Task input:

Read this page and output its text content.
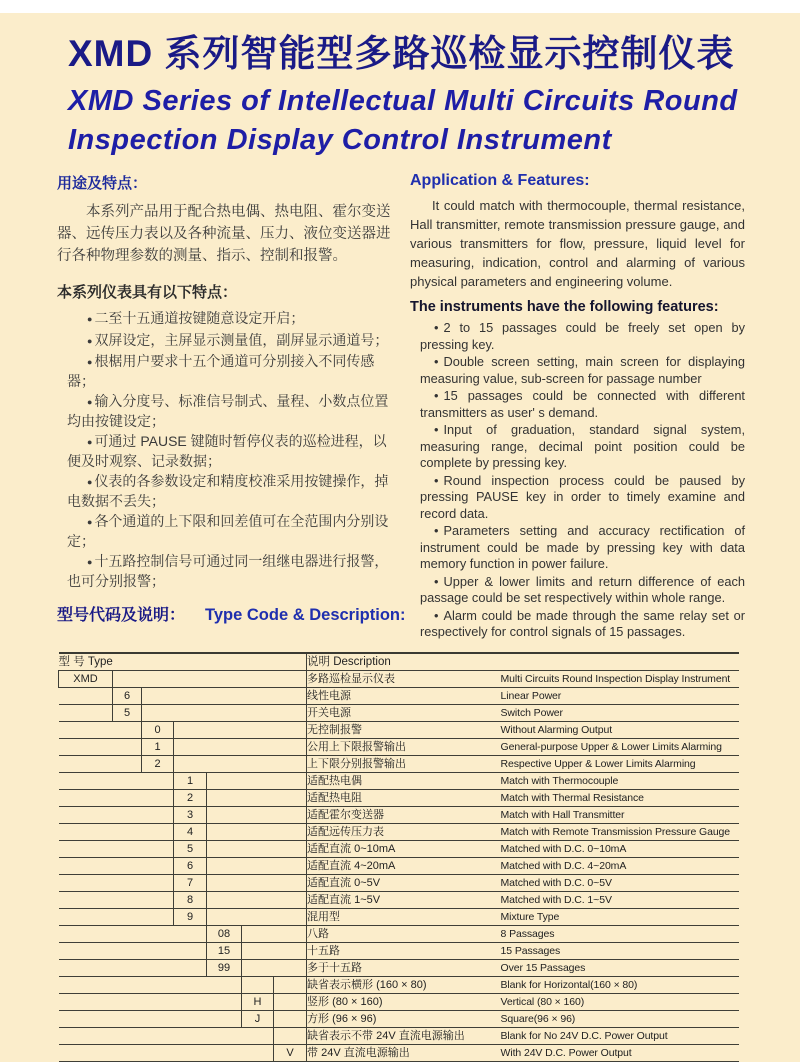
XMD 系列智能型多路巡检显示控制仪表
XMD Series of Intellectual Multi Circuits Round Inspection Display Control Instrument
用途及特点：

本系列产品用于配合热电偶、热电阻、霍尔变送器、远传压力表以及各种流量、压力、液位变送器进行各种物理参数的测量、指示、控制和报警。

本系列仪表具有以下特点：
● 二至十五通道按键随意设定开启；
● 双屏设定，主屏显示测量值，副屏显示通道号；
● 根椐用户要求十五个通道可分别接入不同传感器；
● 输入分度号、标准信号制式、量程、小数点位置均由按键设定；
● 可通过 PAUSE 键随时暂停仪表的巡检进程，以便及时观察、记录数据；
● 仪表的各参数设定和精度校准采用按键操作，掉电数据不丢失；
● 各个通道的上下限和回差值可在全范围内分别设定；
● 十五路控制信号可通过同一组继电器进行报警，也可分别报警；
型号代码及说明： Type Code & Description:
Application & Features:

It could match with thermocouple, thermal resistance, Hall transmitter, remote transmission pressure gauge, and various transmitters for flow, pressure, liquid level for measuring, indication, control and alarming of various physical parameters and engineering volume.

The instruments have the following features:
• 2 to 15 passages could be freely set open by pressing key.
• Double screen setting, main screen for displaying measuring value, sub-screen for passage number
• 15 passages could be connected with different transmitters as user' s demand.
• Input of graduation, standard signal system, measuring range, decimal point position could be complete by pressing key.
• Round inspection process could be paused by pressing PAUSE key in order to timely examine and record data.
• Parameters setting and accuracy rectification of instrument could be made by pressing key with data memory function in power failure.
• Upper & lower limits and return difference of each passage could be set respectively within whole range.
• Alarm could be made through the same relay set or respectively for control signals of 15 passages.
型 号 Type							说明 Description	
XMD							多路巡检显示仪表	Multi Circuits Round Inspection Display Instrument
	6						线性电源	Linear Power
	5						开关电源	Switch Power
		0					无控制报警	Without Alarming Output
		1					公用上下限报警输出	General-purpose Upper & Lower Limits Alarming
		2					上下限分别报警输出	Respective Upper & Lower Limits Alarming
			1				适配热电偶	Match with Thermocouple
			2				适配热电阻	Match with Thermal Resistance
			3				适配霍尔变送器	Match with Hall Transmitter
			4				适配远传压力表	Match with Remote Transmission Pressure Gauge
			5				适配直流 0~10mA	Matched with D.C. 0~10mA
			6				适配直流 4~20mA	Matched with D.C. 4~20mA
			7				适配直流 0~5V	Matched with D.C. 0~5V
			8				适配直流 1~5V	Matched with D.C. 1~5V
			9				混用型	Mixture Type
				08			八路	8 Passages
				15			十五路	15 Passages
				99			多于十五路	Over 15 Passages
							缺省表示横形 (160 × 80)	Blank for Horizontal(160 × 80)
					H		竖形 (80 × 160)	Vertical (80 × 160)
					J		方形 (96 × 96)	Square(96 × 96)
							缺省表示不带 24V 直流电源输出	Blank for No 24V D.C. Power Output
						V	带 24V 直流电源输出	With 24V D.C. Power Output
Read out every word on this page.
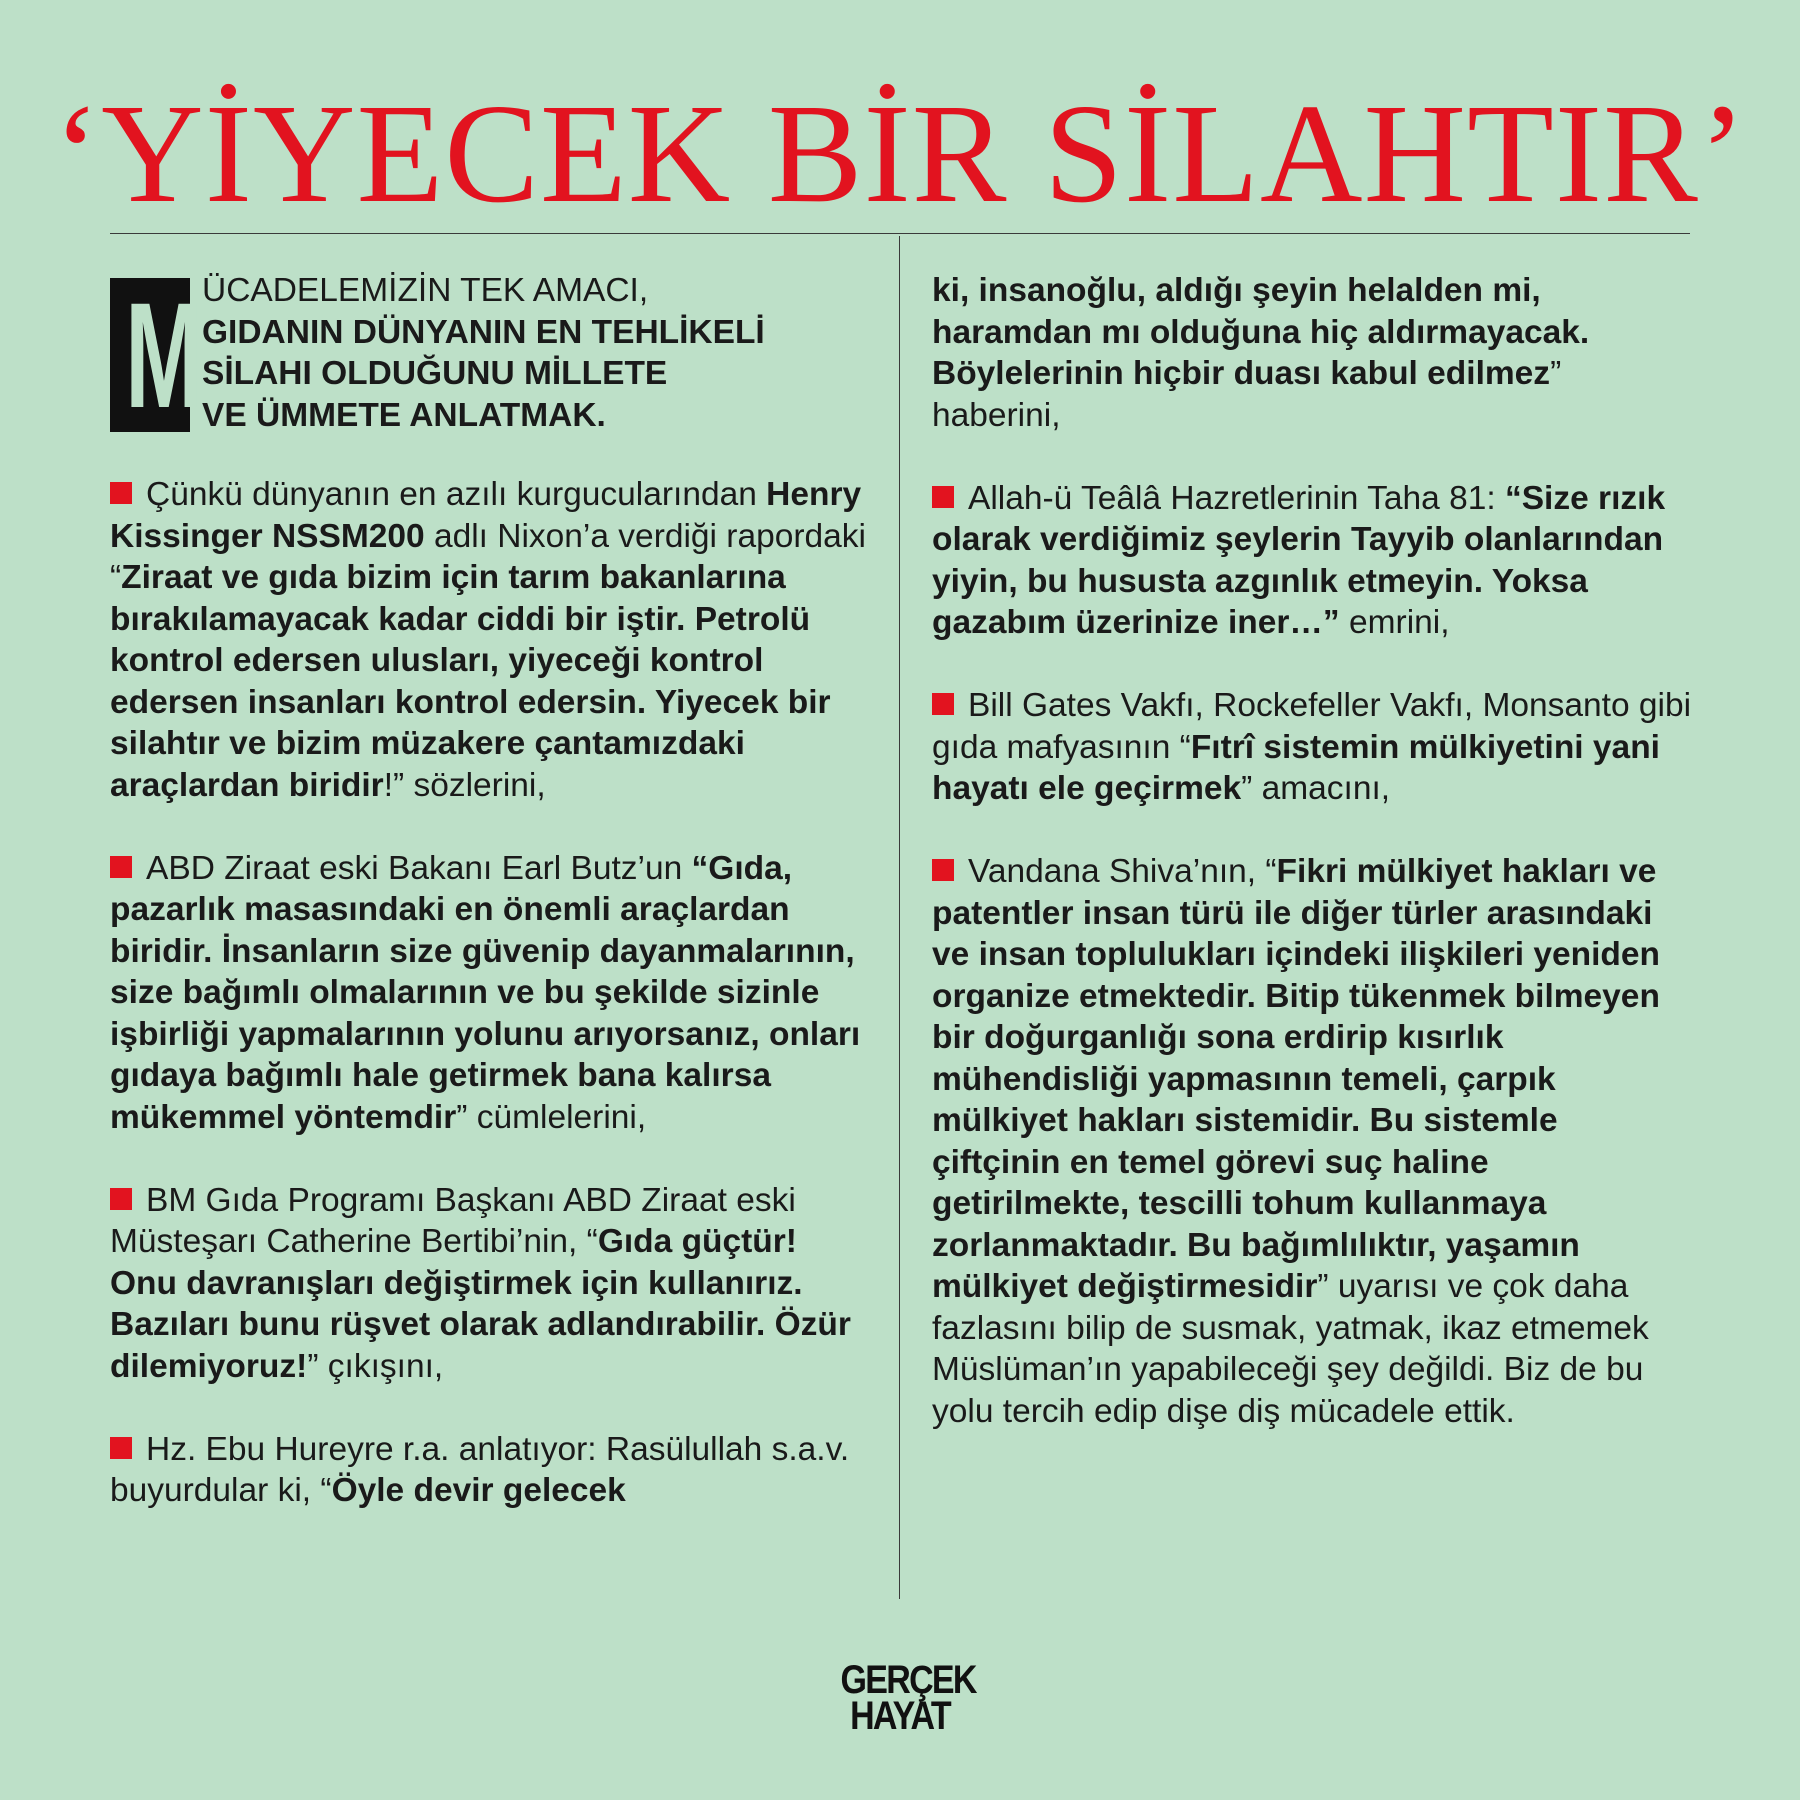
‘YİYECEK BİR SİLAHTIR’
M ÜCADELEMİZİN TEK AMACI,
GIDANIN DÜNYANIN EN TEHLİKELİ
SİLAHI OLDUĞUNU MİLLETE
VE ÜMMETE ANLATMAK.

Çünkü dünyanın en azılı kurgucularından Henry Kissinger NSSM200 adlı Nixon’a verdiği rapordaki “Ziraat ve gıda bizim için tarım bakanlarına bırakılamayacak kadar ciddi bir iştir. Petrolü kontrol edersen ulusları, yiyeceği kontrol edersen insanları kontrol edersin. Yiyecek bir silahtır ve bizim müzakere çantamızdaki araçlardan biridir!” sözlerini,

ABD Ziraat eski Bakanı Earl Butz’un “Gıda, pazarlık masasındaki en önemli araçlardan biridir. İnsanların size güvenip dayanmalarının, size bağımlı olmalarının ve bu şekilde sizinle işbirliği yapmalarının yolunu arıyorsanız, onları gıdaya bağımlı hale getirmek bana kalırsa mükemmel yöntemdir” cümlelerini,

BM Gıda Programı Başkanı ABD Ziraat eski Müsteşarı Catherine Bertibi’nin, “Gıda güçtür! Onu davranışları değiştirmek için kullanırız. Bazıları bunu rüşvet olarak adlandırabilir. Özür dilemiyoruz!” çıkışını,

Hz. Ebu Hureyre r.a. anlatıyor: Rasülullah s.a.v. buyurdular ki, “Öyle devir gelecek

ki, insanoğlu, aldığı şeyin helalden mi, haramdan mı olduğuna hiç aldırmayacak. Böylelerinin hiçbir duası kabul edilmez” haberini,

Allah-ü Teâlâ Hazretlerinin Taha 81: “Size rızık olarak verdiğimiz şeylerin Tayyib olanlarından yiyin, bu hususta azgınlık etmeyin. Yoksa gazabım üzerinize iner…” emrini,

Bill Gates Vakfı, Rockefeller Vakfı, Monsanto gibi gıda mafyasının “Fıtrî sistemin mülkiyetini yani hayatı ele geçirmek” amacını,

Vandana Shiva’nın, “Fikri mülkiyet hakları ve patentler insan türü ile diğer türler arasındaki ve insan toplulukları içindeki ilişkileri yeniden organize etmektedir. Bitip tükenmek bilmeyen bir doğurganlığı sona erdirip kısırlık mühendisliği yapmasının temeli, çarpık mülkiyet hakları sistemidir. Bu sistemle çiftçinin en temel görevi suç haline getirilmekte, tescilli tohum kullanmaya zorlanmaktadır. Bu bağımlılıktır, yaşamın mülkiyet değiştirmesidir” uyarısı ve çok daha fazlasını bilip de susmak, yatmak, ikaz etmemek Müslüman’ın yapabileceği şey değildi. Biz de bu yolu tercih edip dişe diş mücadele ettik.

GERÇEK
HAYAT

Your objective:
Find how many lines include the string "Multi" and report that number alone.

Full solution:
2